START
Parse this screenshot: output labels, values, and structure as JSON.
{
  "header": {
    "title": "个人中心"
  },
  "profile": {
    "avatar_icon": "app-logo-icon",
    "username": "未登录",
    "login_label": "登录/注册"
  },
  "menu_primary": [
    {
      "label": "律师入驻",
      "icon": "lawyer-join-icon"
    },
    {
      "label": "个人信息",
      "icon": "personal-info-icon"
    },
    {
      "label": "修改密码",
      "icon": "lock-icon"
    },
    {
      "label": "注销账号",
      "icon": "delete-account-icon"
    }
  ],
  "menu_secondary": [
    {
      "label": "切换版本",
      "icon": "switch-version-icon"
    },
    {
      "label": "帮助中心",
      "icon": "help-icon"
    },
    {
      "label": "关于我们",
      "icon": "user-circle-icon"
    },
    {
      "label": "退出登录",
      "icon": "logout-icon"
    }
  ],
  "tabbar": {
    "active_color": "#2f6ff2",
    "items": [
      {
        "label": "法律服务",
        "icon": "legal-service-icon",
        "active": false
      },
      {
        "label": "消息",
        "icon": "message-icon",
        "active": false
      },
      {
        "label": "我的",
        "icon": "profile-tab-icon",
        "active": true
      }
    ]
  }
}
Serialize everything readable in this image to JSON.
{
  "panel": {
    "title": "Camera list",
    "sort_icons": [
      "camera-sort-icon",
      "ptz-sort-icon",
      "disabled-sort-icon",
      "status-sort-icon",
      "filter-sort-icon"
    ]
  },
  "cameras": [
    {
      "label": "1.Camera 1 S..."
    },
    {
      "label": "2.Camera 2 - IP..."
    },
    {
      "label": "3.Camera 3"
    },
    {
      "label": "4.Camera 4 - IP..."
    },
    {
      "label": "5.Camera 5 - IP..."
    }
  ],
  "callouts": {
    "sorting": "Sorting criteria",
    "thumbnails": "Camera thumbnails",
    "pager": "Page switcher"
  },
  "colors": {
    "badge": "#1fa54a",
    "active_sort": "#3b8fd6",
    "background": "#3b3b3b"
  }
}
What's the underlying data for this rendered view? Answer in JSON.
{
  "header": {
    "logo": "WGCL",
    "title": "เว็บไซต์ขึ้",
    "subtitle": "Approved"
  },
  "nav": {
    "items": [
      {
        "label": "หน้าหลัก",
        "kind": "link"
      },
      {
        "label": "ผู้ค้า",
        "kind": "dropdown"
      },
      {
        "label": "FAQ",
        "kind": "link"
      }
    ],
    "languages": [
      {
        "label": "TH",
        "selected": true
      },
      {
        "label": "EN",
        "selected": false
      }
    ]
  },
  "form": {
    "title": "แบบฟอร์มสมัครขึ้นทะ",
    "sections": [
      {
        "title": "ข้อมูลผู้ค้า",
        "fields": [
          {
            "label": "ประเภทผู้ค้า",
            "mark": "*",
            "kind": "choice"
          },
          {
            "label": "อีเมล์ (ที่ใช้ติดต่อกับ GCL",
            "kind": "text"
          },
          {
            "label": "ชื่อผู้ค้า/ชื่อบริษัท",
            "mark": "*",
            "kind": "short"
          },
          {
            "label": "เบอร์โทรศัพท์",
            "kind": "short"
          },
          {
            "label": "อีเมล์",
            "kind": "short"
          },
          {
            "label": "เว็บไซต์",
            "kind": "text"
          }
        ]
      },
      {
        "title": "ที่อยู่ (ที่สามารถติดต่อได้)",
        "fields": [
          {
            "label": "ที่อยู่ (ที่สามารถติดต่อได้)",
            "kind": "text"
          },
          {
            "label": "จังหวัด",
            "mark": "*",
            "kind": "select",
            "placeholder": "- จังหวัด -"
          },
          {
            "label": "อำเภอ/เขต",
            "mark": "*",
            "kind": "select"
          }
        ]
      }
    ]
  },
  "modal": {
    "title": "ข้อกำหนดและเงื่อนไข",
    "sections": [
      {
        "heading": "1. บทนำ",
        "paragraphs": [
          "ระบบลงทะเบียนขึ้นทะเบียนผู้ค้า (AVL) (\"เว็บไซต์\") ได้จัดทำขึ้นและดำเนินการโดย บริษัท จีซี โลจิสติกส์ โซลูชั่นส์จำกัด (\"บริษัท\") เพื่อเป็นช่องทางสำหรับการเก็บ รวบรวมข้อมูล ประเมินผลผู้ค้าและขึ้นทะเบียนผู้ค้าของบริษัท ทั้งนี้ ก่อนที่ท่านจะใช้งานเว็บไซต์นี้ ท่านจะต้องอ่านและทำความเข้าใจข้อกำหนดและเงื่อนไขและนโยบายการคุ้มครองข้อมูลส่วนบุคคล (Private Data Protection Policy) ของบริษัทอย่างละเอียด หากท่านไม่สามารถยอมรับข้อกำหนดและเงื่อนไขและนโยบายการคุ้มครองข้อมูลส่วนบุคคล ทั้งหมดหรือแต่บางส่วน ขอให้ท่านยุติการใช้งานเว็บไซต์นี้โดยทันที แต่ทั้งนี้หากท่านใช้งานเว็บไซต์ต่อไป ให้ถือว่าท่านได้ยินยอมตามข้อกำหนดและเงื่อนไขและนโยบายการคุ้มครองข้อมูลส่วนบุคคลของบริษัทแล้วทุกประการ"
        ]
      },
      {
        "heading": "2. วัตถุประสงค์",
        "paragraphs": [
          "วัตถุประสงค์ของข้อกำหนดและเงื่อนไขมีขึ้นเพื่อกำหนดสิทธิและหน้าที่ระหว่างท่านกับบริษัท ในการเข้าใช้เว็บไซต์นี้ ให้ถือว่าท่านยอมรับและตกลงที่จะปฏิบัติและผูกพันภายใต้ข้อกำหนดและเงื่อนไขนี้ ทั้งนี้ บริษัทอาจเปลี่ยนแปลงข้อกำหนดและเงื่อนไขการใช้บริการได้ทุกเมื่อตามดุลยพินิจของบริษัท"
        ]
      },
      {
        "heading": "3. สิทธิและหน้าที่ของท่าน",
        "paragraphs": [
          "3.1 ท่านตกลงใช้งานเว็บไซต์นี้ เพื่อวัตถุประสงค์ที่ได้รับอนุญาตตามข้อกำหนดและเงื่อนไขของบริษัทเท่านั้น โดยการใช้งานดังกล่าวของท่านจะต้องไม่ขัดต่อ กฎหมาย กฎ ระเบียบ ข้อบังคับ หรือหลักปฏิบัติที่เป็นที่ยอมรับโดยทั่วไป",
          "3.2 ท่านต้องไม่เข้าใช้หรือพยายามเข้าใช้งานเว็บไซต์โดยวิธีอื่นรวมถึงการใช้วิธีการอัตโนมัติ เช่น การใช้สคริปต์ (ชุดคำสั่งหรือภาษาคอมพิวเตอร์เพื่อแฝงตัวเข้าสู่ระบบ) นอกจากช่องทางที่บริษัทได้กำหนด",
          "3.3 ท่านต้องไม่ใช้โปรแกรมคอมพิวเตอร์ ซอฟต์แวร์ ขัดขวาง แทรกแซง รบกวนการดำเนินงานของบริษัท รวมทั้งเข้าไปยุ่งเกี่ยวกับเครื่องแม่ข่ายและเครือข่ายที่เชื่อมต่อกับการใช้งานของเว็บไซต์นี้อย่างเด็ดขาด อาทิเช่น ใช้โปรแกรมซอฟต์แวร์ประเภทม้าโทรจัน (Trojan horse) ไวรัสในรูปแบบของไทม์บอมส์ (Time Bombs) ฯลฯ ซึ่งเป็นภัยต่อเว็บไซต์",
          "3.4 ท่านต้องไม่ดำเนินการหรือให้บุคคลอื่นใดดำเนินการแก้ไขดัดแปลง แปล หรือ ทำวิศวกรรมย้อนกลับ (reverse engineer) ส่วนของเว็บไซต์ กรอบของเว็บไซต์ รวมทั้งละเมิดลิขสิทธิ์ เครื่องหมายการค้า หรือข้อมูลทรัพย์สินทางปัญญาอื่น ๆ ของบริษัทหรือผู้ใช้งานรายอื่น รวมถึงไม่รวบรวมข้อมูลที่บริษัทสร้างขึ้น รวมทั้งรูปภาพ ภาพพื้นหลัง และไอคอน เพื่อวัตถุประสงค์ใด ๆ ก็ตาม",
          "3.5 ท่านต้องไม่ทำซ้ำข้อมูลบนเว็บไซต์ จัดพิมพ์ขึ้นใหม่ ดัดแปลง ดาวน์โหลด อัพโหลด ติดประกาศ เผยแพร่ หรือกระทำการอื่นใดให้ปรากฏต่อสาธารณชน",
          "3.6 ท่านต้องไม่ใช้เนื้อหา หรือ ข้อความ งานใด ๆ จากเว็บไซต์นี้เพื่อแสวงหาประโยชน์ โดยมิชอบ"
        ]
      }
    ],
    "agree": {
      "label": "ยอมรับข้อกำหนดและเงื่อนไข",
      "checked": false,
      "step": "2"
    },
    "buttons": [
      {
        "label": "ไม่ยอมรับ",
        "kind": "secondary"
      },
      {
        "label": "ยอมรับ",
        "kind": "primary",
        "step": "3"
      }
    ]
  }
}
END
- What to do
Show each line holding the word "heading".

- Reply to the task
        "heading": "1. บทนำ",
        "heading": "2. วัตถุประสงค์",
        "heading": "3. สิทธิและหน้าที่ของท่าน",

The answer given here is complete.